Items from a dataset
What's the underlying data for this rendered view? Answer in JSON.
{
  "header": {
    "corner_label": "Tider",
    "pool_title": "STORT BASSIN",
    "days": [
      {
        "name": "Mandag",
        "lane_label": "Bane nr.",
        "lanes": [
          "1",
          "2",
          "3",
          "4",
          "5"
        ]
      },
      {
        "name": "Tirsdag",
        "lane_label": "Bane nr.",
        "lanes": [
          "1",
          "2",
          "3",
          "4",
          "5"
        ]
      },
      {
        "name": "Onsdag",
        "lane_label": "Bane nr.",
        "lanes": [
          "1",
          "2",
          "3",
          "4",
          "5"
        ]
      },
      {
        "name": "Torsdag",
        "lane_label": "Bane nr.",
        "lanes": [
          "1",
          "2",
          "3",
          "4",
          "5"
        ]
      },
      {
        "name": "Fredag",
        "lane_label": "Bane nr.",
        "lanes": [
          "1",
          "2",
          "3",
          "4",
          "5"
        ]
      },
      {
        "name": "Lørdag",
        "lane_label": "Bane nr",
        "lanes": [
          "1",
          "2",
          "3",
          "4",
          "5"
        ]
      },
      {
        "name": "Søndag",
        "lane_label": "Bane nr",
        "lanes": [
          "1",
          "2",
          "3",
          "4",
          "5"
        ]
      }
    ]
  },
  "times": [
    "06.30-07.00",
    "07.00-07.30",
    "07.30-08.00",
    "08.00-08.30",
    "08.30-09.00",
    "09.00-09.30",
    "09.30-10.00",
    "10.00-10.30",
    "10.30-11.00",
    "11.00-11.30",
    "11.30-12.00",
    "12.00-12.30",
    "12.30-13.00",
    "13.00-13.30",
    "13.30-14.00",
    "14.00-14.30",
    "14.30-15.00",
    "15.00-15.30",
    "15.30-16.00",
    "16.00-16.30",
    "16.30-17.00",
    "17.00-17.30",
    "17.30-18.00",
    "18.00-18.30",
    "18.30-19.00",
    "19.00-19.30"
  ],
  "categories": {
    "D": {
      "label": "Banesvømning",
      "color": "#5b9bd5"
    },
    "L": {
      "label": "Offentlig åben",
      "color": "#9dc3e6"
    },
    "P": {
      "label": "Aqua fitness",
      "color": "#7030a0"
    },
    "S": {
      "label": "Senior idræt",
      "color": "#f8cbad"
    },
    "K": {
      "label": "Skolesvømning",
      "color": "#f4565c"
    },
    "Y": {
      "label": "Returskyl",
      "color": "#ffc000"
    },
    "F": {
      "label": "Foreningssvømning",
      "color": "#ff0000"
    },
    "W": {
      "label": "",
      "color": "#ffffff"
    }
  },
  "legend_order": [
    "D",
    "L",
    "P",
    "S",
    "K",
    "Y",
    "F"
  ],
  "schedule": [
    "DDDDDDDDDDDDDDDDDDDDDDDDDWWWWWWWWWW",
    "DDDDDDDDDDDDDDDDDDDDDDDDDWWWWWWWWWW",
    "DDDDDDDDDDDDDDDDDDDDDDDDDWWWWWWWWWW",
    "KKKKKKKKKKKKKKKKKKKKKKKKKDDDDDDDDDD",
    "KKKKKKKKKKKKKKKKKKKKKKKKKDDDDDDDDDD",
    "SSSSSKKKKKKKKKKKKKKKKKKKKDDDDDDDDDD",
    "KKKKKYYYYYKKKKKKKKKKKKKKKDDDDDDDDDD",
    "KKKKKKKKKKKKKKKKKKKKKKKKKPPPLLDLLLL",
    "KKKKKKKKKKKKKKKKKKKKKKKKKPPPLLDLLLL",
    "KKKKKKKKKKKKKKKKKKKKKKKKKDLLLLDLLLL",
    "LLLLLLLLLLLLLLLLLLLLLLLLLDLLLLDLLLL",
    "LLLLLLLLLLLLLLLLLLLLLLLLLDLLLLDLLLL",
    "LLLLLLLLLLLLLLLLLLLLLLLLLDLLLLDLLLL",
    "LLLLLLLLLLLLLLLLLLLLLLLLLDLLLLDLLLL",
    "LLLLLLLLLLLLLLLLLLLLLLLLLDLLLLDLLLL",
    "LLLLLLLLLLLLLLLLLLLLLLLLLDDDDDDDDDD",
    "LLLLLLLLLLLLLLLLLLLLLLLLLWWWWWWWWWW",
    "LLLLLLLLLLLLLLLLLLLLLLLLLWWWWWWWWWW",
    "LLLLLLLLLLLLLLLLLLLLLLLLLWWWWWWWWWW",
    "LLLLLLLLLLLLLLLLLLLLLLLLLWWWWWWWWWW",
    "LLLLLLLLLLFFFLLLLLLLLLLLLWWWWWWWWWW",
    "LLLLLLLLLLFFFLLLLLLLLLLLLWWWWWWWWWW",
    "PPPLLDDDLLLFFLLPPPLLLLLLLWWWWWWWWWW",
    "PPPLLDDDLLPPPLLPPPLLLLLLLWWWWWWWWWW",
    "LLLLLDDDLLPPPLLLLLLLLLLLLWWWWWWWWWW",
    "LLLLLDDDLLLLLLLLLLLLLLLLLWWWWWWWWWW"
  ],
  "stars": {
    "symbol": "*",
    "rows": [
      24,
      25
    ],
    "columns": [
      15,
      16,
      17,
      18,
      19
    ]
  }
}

• Task prompt: Your task is to repeat each line of the material exactly.

• Response for this exercise:
What's the underlying data for this rendered view? Answer in JSON.
{
  "header": {
    "corner_label": "Tider",
    "pool_title": "STORT BASSIN",
    "days": [
      {
        "name": "Mandag",
        "lane_label": "Bane nr.",
        "lanes": [
          "1",
          "2",
          "3",
          "4",
          "5"
        ]
      },
      {
        "name": "Tirsdag",
        "lane_label": "Bane nr.",
        "lanes": [
          "1",
          "2",
          "3",
          "4",
          "5"
        ]
      },
      {
        "name": "Onsdag",
        "lane_label": "Bane nr.",
        "lanes": [
          "1",
          "2",
          "3",
          "4",
          "5"
        ]
      },
      {
        "name": "Torsdag",
        "lane_label": "Bane nr.",
        "lanes": [
          "1",
          "2",
          "3",
          "4",
          "5"
        ]
      },
      {
        "name": "Fredag",
        "lane_label": "Bane nr.",
        "lanes": [
          "1",
          "2",
          "3",
          "4",
          "5"
        ]
      },
      {
        "name": "Lørdag",
        "lane_label": "Bane nr",
        "lanes": [
          "1",
          "2",
          "3",
          "4",
          "5"
        ]
      },
      {
        "name": "Søndag",
        "lane_label": "Bane nr",
        "lanes": [
          "1",
          "2",
          "3",
          "4",
          "5"
        ]
      }
    ]
  },
  "times": [
    "06.30-07.00",
    "07.00-07.30",
    "07.30-08.00",
    "08.00-08.30",
    "08.30-09.00",
    "09.00-09.30",
    "09.30-10.00",
    "10.00-10.30",
    "10.30-11.00",
    "11.00-11.30",
    "11.30-12.00",
    "12.00-12.30",
    "12.30-13.00",
    "13.00-13.30",
    "13.30-14.00",
    "14.00-14.30",
    "14.30-15.00",
    "15.00-15.30",
    "15.30-16.00",
    "16.00-16.30",
    "16.30-17.00",
    "17.00-17.30",
    "17.30-18.00",
    "18.00-18.30",
    "18.30-19.00",
    "19.00-19.30"
  ],
  "categories": {
    "D": {
      "label": "Banesvømning",
      "color": "#5b9bd5"
    },
    "L": {
      "label": "Offentlig åben",
      "color": "#9dc3e6"
    },
    "P": {
      "label": "Aqua fitness",
      "color": "#7030a0"
    },
    "S": {
      "label": "Senior idræt",
      "color": "#f8cbad"
    },
    "K": {
      "label": "Skolesvømning",
      "color": "#f4565c"
    },
    "Y": {
      "label": "Returskyl",
      "color": "#ffc000"
    },
    "F": {
      "label": "Foreningssvømning",
      "color": "#ff0000"
    },
    "W": {
      "label": "",
      "color": "#ffffff"
    }
  },
  "legend_order": [
    "D",
    "L",
    "P",
    "S",
    "K",
    "Y",
    "F"
  ],
  "schedule": [
    "DDDDDDDDDDDDDDDDDDDDDDDDDWWWWWWWWWW",
    "DDDDDDDDDDDDDDDDDDDDDDDDDWWWWWWWWWW",
    "DDDDDDDDDDDDDDDDDDDDDDDDDWWWWWWWWWW",
    "KKKKKKKKKKKKKKKKKKKKKKKKKDDDDDDDDDD",
    "KKKKKKKKKKKKKKKKKKKKKKKKKDDDDDDDDDD",
    "SSSSSKKKKKKKKKKKKKKKKKKKKDDDDDDDDDD",
    "KKKKKYYYYYKKKKKKKKKKKKKKKDDDDDDDDDD",
    "KKKKKKKKKKKKKKKKKKKKKKKKKPPPLLDLLLL",
    "KKKKKKKKKKKKKKKKKKKKKKKKKPPPLLDLLLL",
    "KKKKKKKKKKKKKKKKKKKKKKKKKDLLLLDLLLL",
    "LLLLLLLLLLLLLLLLLLLLLLLLLDLLLLDLLLL",
    "LLLLLLLLLLLLLLLLLLLLLLLLLDLLLLDLLLL",
    "LLLLLLLLLLLLLLLLLLLLLLLLLDLLLLDLLLL",
    "LLLLLLLLLLLLLLLLLLLLLLLLLDLLLLDLLLL",
    "LLLLLLLLLLLLLLLLLLLLLLLLLDLLLLDLLLL",
    "LLLLLLLLLLLLLLLLLLLLLLLLLDDDDDDDDDD",
    "LLLLLLLLLLLLLLLLLLLLLLLLLWWWWWWWWWW",
    "LLLLLLLLLLLLLLLLLLLLLLLLLWWWWWWWWWW",
    "LLLLLLLLLLLLLLLLLLLLLLLLLWWWWWWWWWW",
    "LLLLLLLLLLLLLLLLLLLLLLLLLWWWWWWWWWW",
    "LLLLLLLLLLFFFLLLLLLLLLLLLWWWWWWWWWW",
    "LLLLLLLLLLFFFLLLLLLLLLLLLWWWWWWWWWW",
    "PPPLLDDDLLLFFLLPPPLLLLLLLWWWWWWWWWW",
    "PPPLLDDDLLPPPLLPPPLLLLLLLWWWWWWWWWW",
    "LLLLLDDDLLPPPLLLLLLLLLLLLWWWWWWWWWW",
    "LLLLLDDDLLLLLLLLLLLLLLLLLWWWWWWWWWW"
  ],
  "stars": {
    "symbol": "*",
    "rows": [
      24,
      25
    ],
    "columns": [
      15,
      16,
      17,
      18,
      19
    ]
  }
}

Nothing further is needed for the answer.